- **Problem details**: State how many lines of the entries below hold the word "marker"; reply with nothing but the number.

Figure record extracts
------------------------------------------------------------

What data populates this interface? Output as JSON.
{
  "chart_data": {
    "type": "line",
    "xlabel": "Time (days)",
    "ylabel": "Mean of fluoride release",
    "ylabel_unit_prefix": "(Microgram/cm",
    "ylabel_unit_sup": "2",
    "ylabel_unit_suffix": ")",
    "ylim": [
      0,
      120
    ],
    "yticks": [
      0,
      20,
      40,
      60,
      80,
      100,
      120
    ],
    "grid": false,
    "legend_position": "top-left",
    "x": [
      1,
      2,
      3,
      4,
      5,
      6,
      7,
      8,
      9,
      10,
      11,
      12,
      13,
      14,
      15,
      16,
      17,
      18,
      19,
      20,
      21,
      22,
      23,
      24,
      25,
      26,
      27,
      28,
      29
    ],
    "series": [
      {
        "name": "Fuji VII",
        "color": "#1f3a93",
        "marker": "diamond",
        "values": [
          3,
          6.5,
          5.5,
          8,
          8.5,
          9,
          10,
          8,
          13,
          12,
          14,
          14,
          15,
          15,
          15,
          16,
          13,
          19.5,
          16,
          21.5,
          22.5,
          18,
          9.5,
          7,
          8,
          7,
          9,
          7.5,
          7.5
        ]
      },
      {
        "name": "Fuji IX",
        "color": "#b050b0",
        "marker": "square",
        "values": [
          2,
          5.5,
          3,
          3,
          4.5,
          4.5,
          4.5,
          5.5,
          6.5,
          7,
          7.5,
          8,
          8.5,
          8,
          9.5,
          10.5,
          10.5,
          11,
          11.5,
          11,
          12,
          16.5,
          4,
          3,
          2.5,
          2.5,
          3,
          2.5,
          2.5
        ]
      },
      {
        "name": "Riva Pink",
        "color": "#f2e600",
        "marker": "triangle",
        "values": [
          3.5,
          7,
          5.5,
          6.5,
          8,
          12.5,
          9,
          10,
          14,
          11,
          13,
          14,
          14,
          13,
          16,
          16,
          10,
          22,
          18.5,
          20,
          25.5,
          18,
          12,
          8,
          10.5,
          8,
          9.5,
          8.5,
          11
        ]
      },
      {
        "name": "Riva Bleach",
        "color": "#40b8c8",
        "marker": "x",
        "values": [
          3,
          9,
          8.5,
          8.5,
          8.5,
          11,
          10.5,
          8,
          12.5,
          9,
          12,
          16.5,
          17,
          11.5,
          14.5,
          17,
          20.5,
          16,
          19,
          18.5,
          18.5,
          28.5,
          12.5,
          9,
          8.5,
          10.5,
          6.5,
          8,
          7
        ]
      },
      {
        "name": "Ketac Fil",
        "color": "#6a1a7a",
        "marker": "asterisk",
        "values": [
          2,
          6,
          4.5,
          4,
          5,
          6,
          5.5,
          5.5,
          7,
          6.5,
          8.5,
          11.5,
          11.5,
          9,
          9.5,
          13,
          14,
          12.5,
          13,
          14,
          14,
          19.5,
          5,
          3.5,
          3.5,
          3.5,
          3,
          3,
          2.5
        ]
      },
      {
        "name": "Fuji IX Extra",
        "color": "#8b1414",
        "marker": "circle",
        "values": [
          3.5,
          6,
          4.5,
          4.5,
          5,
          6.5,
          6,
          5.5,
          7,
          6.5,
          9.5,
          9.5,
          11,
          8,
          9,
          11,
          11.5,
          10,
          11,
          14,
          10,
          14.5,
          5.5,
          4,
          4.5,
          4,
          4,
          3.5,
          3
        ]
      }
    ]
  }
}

------------------------------------------------------------

- **Full solution**: 6